CHALLENGE:
Only the pictures are omitted; repeat all other data exactly.

------------------------

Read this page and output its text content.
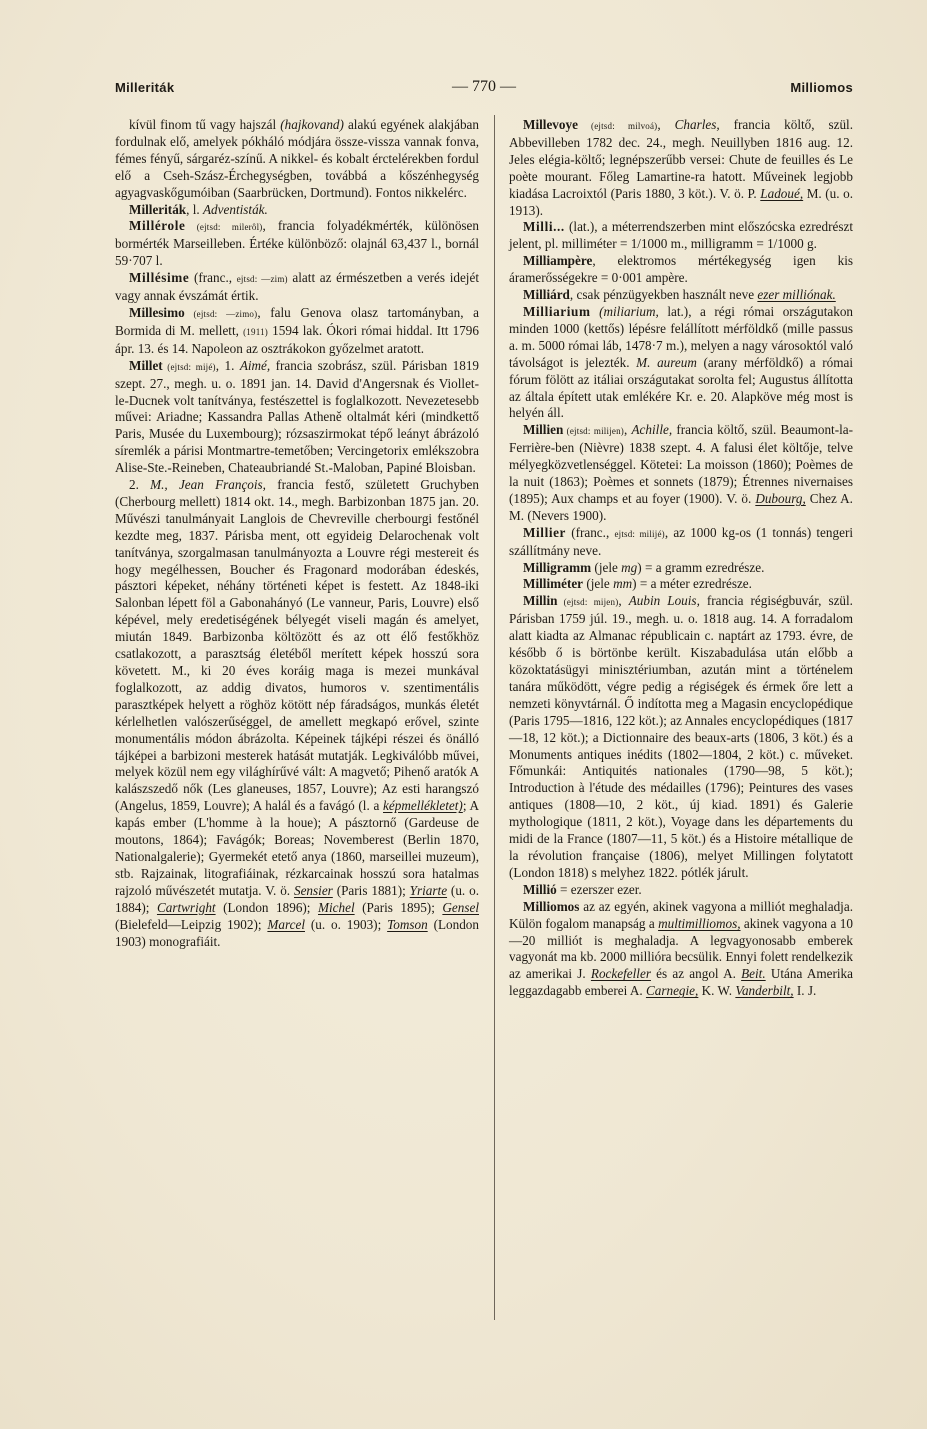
Milleriták	— 770 —	Milliomos

kívül finom tű vagy hajszál (hajkovand) alakú egyének alakjában fordulnak elő, amelyek pókháló módjára össze-vissza vannak fonva, fémes fényű, sárgaréz-színű. A nikkel- és kobalt érctelérekben fordul elő a Cseh-Szász-Érchegységben, továbbá a kőszénhegység agyagvaskőgumóiban (Saarbrücken, Dortmund). Fontos nikkelérc.

Milleriták, l. Adventisták.

Millérole (ejtsd: milerôl), francia folyadékmérték, különösen bormérték Marseilleben. Értéke különböző: olajnál 63,437 l., bornál 59·707 l.

Millésime (franc., ejtsd: —zim) alatt az érmészetben a verés idejét vagy annak évszámát értik.

Millesimo (ejtsd: —zimo), falu Genova olasz tartományban, a Bormida di M. mellett, (1911) 1594 lak. Ókori római hiddal. Itt 1796 ápr. 13. és 14. Napoleon az osztrákokon győzelmet aratott.

Millet (ejtsd: mijé), 1. Aimé, francia szobrász, szül. Párisban 1819 szept. 27., megh. u. o. 1891 jan. 14. David d'Angersnak és Viollet-le-Ducnek volt tanítványa, festészettel is foglalkozott. Nevezetesebb művei: Ariadne; Kassandra Pallas Atheně oltalmát kéri (mindkettő Paris, Musée du Luxembourg); rózsaszirmokat tépő leányt ábrázoló síremlék a párisi Montmartre-temetőben; Vercingetorix emlékszobra Alise-Ste.-Reineben, Chateaubriandé St.-Maloban, Papiné Bloisban.

2. M., Jean François, francia festő, született Gruchyben (Cherbourg mellett) 1814 okt. 14., megh. Barbizonban 1875 jan. 20. Művészi tanulmányait Langlois de Chevreville cherbourgi festőnél kezdte meg, 1837. Párisba ment, ott egyideig Delarochenak volt tanítványa, szorgalmasan tanulmányozta a Louvre régi mestereit és hogy megélhessen, Boucher és Fragonard modorában édeskés, pásztori képeket, néhány történeti képet is festett. Az 1848-iki Salonban lépett föl a Gabonahányó (Le vanneur, Paris, Louvre) első képével, mely eredetiségének bélyegét viseli magán és amelyet, miután 1849. Barbizonba költözött és az ott élő festőkhöz csatlakozott, a parasztság életéből merített képek hosszú sora követett. M., ki 20 éves koráig maga is mezei munkával foglalkozott, az addig divatos, humoros v. szentimentális parasztképek helyett a röghöz kötött nép fáradságos, munkás életét kérlelhetlen valószerűséggel, de amellett megkapó erővel, szinte monumentális módon ábrázolta. Képeinek tájképi részei és önálló tájképei a barbizoni mesterek hatását mutatják. Legkiválóbb művei, melyek közül nem egy világhírűvé vált: A magvető; Pihenő aratók A kalászszedő nők (Les glaneuses, 1857, Louvre); Az esti harangszó (Angelus, 1859, Louvre); A halál és a favágó (l. a képmellékletet); A kapás ember (L'homme à la houe); A pásztornő (Gardeuse de moutons, 1864); Favágók; Boreas; Novemberest (Berlin 1870, Nationalgalerie); Gyermekét etető anya (1860, marseillei muzeum), stb. Rajzainak, litografiáinak, rézkarcainak hosszú sora hatalmas rajzoló művészetét mutatja. V. ö. Sensier (Paris 1881); Yriarte (u. o. 1884); Cartwright (London 1896); Michel (Paris 1895); Gensel (Bielefeld—Leipzig 1902); Marcel (u. o. 1903); Tomson (London 1903) monografiáit.

Millevoye (ejtsd: milvoá), Charles, francia költő, szül. Abbevilleben 1782 dec. 24., megh. Neuillyben 1816 aug. 12. Jeles elégia-költő; legnépszerűbb versei: Chute de feuilles és Le poète mourant. Főleg Lamartine-ra hatott. Műveinek legjobb kiadása Lacroixtól (Paris 1880, 3 köt.). V. ö. P. Ladoué, M. (u. o. 1913).

Milli... (lat.), a méterrendszerben mint előszócska ezredrészt jelent, pl. milliméter = 1/1000 m., milligramm = 1/1000 g.

Milliampère, elektromos mértékegység igen kis áramerősségekre = 0·001 ampère.

Milliárd, csak pénzügyekben használt neve ezer milliónak.

Milliarium (miliarium, lat.), a régi római országutakon minden 1000 (kettős) lépésre felállított mérföldkő (mille passus a. m. 5000 római láb, 1478·7 m.), melyen a nagy városoktól való távolságot is jelezték. M. aureum (arany mérföldkő) a római fórum fölött az itáliai országutakat sorolta fel; Augustus állította az általa épített utak emlékére Kr. e. 20. Alapköve még most is helyén áll.

Millien (ejtsd: milijen), Achille, francia költő, szül. Beaumont-la-Ferrière-ben (Nièvre) 1838 szept. 4. A falusi élet költője, telve mélyegközvetlenséggel. Kötetei: La moisson (1860); Poèmes de la nuit (1863); Poèmes et sonnets (1879); Étrennes nivernaises (1895); Aux champs et au foyer (1900). V. ö. Dubourg, Chez A. M. (Nevers 1900).

Millier (franc., ejtsd: milijé), az 1000 kg-os (1 tonnás) tengeri szállítmány neve.

Milligramm (jele mg) = a gramm ezredrésze.

Milliméter (jele mm) = a méter ezredrésze.

Millin (ejtsd: mijen), Aubin Louis, francia régiségbuvár, szül. Párisban 1759 júl. 19., megh. u. o. 1818 aug. 14. A forradalom alatt kiadta az Almanac républicain c. naptárt az 1793. évre, de később ő is börtönbe került. Kiszabadulása után előbb a közoktatásügyi minisztériumban, azután mint a történelem tanára működött, végre pedig a régiségek és érmek őre lett a nemzeti könyvtárnál. Ő indította meg a Magasin encyclopédique (Paris 1795—1816, 122 köt.); az Annales encyclopédiques (1817—18, 12 köt.); a Dictionnaire des beaux-arts (1806, 3 köt.) és a Monuments antiques inédits (1802—1804, 2 köt.) c. műveket. Főmunkái: Antiquités nationales (1790—98, 5 köt.); Introduction à l'étude des médailles (1796); Peintures des vases antiques (1808—10, 2 köt., új kiad. 1891) és Galerie mythologique (1811, 2 köt.), Voyage dans les départements du midi de la France (1807—11, 5 köt.) és a Histoire métallique de la révolution française (1806), melyet Millingen folytatott (London 1818) s melyhez 1822. pótlék járult.

Millió = ezerszer ezer.

Milliomos az az egyén, akinek vagyona a milliót meghaladja. Külön fogalom manapság a multimilliomos, akinek vagyona a 10—20 milliót is meghaladja. A legvagyonosabb emberek vagyonát ma kb. 2000 millióra becsülik. Ennyi folett rendelkezik az amerikai J. Rockefeller és az angol A. Beit. Utána Amerika leggazdagabb emberei A. Carnegie, K. W. Vanderbilt, I. J.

------------------------

CORRECT RESULT:
Read this page and output its text content.
Milleriták	— 770 —	Milliomos

kívül finom tű vagy hajszál (hajkovand) alakú egyének alakjában fordulnak elő, amelyek pókháló módjára össze-vissza vannak fonva, fémes fényű, sárgaréz-színű. A nikkel- és kobalt érctelérekben fordul elő a Cseh-Szász-Érchegységben, továbbá a kőszénhegység agyagvaskőgumóiban (Saarbrücken, Dortmund). Fontos nikkelérc.

Milleriták, l. Adventisták.

Millérole (ejtsd: milerôl), francia folyadékmérték, különösen bormérték Marseilleben. Értéke különböző: olajnál 63,437 l., bornál 59·707 l.

Millésime (franc., ejtsd: —zim) alatt az érmészetben a verés idejét vagy annak évszámát értik.

Millesimo (ejtsd: —zimo), falu Genova olasz tartományban, a Bormida di M. mellett, (1911) 1594 lak. Ókori római hiddal. Itt 1796 ápr. 13. és 14. Napoleon az osztrákokon győzelmet aratott.

Millet (ejtsd: mijé), 1. Aimé, francia szobrász, szül. Párisban 1819 szept. 27., megh. u. o. 1891 jan. 14. David d'Angersnak és Viollet-le-Ducnek volt tanítványa, festészettel is foglalkozott. Nevezetesebb művei: Ariadne; Kassandra Pallas Atheně oltalmát kéri (mindkettő Paris, Musée du Luxembourg); rózsaszirmokat tépő leányt ábrázoló síremlék a párisi Montmartre-temetőben; Vercingetorix emlékszobra Alise-Ste.-Reineben, Chateaubriandé St.-Maloban, Papiné Bloisban.

2. M., Jean François, francia festő, született Gruchyben (Cherbourg mellett) 1814 okt. 14., megh. Barbizonban 1875 jan. 20. Művészi tanulmányait Langlois de Chevreville cherbourgi festőnél kezdte meg, 1837. Párisba ment, ott egyideig Delarochenak volt tanítványa, szorgalmasan tanulmányozta a Louvre régi mestereit és hogy megélhessen, Boucher és Fragonard modorában édeskés, pásztori képeket, néhány történeti képet is festett. Az 1848-iki Salonban lépett föl a Gabonahányó (Le vanneur, Paris, Louvre) első képével, mely eredetiségének bélyegét viseli magán és amelyet, miután 1849. Barbizonba költözött és az ott élő festőkhöz csatlakozott, a parasztság életéből merített képek hosszú sora követett. M., ki 20 éves koráig maga is mezei munkával foglalkozott, az addig divatos, humoros v. szentimentális parasztképek helyett a röghöz kötött nép fáradságos, munkás életét kérlelhetlen valószerűséggel, de amellett megkapó erővel, szinte monumentális módon ábrázolta. Képeinek tájképi részei és önálló tájképei a barbizoni mesterek hatását mutatják. Legkiválóbb művei, melyek közül nem egy világhírűvé vált: A magvető; Pihenő aratók A kalászszedő nők (Les glaneuses, 1857, Louvre); Az esti harangszó (Angelus, 1859, Louvre); A halál és a favágó (l. a képmellékletet); A kapás ember (L'homme à la houe); A pásztornő (Gardeuse de moutons, 1864); Favágók; Boreas; Novemberest (Berlin 1870, Nationalgalerie); Gyermekét etető anya (1860, marseillei muzeum), stb. Rajzainak, litografiáinak, rézkarcainak hosszú sora hatalmas rajzoló művészetét mutatja. V. ö. Sensier (Paris 1881); Yriarte (u. o. 1884); Cartwright (London 1896); Michel (Paris 1895); Gensel (Bielefeld—Leipzig 1902); Marcel (u. o. 1903); Tomson (London 1903) monografiáit.

Millevoye (ejtsd: milvoá), Charles, francia költő, szül. Abbevilleben 1782 dec. 24., megh. Neuillyben 1816 aug. 12. Jeles elégia-költő; legnépszerűbb versei: Chute de feuilles és Le poète mourant. Főleg Lamartine-ra hatott. Műveinek legjobb kiadása Lacroixtól (Paris 1880, 3 köt.). V. ö. P. Ladoué, M. (u. o. 1913).

Milli... (lat.), a méterrendszerben mint előszócska ezredrészt jelent, pl. milliméter = 1/1000 m., milligramm = 1/1000 g.

Milliampère, elektromos mértékegység igen kis áramerősségekre = 0·001 ampère.

Milliárd, csak pénzügyekben használt neve ezer milliónak.

Milliarium (miliarium, lat.), a régi római országutakon minden 1000 (kettős) lépésre felállított mérföldkő (mille passus a. m. 5000 római láb, 1478·7 m.), melyen a nagy városoktól való távolságot is jelezték. M. aureum (arany mérföldkő) a római fórum fölött az itáliai országutakat sorolta fel; Augustus állította az általa épített utak emlékére Kr. e. 20. Alapköve még most is helyén áll.

Millien (ejtsd: milijen), Achille, francia költő, szül. Beaumont-la-Ferrière-ben (Nièvre) 1838 szept. 4. A falusi élet költője, telve mélyegközvetlenséggel. Kötetei: La moisson (1860); Poèmes de la nuit (1863); Poèmes et sonnets (1879); Étrennes nivernaises (1895); Aux champs et au foyer (1900). V. ö. Dubourg, Chez A. M. (Nevers 1900).

Millier (franc., ejtsd: milijé), az 1000 kg-os (1 tonnás) tengeri szállítmány neve.

Milligramm (jele mg) = a gramm ezredrésze.

Milliméter (jele mm) = a méter ezredrésze.

Millin (ejtsd: mijen), Aubin Louis, francia régiségbuvár, szül. Párisban 1759 júl. 19., megh. u. o. 1818 aug. 14. A forradalom alatt kiadta az Almanac républicain c. naptárt az 1793. évre, de később ő is börtönbe került. Kiszabadulása után előbb a közoktatásügyi minisztériumban, azután mint a történelem tanára működött, végre pedig a régiségek és érmek őre lett a nemzeti könyvtárnál. Ő indította meg a Magasin encyclopédique (Paris 1795—1816, 122 köt.); az Annales encyclopédiques (1817—18, 12 köt.); a Dictionnaire des beaux-arts (1806, 3 köt.) és a Monuments antiques inédits (1802—1804, 2 köt.) c. műveket. Főmunkái: Antiquités nationales (1790—98, 5 köt.); Introduction à l'étude des médailles (1796); Peintures des vases antiques (1808—10, 2 köt., új kiad. 1891) és Galerie mythologique (1811, 2 köt.), Voyage dans les départements du midi de la France (1807—11, 5 köt.) és a Histoire métallique de la révolution française (1806), melyet Millingen folytatott (London 1818) s melyhez 1822. pótlék járult.

Millió = ezerszer ezer.

Milliomos az az egyén, akinek vagyona a milliót meghaladja. Külön fogalom manapság a multimilliomos, akinek vagyona a 10—20 milliót is meghaladja. A legvagyonosabb emberek vagyonát ma kb. 2000 millióra becsülik. Ennyi folett rendelkezik az amerikai J. Rockefeller és az angol A. Beit. Utána Amerika leggazdagabb emberei A. Carnegie, K. W. Vanderbilt, I. J.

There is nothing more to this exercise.